→ **YOUR ASSIGNMENT**
Answer these questions using the text on fulldome audio formats.
1. How many speakers make up the Satosphere's array?
2. What does binaural audio use to simulate 3D space on headphones?
3. What delivery format does the text give for an unknown venue?

Higher Order Ambisonics (HOA)

2nd order = 9 channels. 3rd order = 16 channels. Each additional order dramatically sharpens spatial precision — sounds lock more tightly to their positions. 3rd order HOA (16ch ACN/SN3D) is the current gold standard for high-end fulldome audio and the native format of the Satosphere. Recommended for any work targeting SAT or the upgraded Jena planetarium.

Wave Field Synthesis (WFS)

Uses a very large number of densely packed speakers to physically reconstruct sound waves — rather than simulate spatial perception. Creates a "physical" presence of sound sources rather than a psychoacoustic illusion. The Satosphere's 93-speaker array is WFS-capable. Requires venue-specific authoring tools.

VBAP / DBAP

Vector Base / Distance Base Amplitude Panning — mathematical methods for distributing sound across any irregular speaker array. Used in live performance and installation contexts where Ambisonics decoding isn't available. Requires knowledge of the specific speaker layout of each venue.

Binaural (Headphone)

2-channel but processed with HRTFs (head-related transfer functions) to simulate 3D space on headphones. Used for previewing dome audio without speakers, and for streaming/online versions of dome content. Not used for dome playback itself — always convert to the venue's speaker format for actual screenings.

📦 Audio Delivery Guide

Different venues require different delivery formats. Here is what to prepare:

Target VenueRecommended Delivery Format
Satosphere (SAT Montréal)3rd Order HOA, 16 channels, ACN/SN3D, WAV 24-bit 48kHz — contact SAT R&D for exact specs
Zeiss Jena (post-2026 upgrade)3rd Order HOA preferred; 5.1 fallback. Per submission guidelines: separate uncompressed WAV files per channel, 16-bit 48kHz, filenames must match video filename with channel suffix
Fiske Planetarium (Dome Fest West)Contact submissions@domefestwest.com for current specs
Standard planetarium (most festivals)5.1 surround — 6 separate WAV files (L, C, R, LFE, Ls, Rs), uncompressed, 24-bit 48kHz minimum
Unknown venue / safe fallback5.1 surround + stereo mix. Always include both.

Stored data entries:
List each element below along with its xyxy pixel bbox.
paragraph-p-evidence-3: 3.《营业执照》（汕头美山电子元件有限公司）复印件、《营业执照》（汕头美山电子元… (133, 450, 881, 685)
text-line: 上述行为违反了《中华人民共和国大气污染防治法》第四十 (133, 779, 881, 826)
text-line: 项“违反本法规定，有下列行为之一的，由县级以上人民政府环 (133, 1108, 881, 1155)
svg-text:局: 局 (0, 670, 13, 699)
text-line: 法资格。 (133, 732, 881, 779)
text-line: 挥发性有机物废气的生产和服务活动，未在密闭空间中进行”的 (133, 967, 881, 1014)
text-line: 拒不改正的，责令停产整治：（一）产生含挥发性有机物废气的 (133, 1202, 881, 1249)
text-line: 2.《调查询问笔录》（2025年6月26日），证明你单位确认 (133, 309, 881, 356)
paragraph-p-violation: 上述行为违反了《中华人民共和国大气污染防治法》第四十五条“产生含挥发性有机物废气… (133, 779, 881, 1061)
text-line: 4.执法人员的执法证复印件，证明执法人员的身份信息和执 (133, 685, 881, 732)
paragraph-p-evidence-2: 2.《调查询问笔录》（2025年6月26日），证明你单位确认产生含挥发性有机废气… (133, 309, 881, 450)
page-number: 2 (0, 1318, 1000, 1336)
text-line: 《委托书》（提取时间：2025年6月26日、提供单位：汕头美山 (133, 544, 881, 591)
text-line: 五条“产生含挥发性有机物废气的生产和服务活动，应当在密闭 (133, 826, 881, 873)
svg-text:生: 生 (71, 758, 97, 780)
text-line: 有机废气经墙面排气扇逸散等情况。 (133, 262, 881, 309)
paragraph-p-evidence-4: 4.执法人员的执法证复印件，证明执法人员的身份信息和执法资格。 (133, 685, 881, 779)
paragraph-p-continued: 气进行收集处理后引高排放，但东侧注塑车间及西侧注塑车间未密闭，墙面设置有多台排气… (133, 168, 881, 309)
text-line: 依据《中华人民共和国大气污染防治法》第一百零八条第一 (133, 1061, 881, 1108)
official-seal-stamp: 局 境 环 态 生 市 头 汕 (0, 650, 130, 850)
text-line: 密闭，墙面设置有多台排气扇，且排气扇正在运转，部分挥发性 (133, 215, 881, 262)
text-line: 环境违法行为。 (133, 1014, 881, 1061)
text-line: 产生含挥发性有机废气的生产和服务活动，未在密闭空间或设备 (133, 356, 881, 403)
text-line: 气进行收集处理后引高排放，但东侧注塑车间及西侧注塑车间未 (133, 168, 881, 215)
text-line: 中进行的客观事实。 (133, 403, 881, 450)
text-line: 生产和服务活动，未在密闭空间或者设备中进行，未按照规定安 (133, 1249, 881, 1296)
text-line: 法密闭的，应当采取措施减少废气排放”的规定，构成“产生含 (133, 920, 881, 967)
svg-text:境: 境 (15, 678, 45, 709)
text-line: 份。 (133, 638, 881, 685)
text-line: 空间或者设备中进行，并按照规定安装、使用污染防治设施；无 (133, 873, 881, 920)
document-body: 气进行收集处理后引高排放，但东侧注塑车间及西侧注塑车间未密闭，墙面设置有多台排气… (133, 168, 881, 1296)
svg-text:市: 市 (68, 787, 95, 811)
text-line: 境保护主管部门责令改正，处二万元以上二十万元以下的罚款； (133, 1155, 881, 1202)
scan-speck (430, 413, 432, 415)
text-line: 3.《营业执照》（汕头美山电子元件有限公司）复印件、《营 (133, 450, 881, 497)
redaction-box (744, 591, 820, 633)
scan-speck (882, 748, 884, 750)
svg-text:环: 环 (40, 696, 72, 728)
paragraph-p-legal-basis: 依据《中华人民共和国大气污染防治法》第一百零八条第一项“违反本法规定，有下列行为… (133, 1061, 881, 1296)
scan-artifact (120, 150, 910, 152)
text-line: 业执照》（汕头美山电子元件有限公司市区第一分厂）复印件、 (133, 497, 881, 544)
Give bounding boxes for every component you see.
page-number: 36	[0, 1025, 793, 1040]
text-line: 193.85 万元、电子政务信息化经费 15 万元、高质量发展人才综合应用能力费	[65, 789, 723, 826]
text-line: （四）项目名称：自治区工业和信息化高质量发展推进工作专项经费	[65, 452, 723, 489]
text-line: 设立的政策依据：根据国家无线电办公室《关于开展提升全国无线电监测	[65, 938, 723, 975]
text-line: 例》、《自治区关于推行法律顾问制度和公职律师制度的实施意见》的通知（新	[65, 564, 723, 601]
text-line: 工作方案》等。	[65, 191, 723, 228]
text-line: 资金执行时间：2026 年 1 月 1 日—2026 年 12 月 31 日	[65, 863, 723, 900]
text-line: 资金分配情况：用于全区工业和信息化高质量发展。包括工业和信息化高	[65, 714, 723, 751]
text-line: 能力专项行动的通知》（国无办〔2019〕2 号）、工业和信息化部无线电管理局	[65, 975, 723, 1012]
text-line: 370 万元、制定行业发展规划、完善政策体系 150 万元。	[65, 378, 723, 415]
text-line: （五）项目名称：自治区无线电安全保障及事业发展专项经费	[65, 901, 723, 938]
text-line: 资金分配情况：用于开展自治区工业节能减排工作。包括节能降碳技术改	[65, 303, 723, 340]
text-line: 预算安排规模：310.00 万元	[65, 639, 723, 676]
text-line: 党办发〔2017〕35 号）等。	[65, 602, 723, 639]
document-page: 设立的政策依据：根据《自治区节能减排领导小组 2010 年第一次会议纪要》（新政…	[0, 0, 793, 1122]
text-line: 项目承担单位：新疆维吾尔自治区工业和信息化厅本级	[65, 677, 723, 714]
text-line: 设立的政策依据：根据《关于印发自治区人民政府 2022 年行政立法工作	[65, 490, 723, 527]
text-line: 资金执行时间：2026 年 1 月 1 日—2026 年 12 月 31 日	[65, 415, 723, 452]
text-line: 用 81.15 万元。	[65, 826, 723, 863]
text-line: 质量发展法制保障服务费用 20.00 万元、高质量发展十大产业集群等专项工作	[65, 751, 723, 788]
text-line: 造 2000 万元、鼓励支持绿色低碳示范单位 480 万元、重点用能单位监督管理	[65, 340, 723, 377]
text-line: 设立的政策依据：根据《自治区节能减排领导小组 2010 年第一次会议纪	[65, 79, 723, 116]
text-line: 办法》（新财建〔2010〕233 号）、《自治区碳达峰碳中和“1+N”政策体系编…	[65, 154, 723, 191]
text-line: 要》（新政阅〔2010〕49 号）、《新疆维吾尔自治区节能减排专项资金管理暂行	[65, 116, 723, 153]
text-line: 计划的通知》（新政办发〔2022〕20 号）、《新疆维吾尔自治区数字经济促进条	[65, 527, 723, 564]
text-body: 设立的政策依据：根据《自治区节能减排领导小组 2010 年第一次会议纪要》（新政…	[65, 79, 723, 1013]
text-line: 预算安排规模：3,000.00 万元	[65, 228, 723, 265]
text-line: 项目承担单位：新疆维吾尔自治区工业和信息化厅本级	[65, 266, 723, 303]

→ **EXERCISE ANSWER**
1. 93 speakers.
2. HRTFs (head-related transfer functions).
3. A 5.1 surround mix plus a stereo mix, with both always included.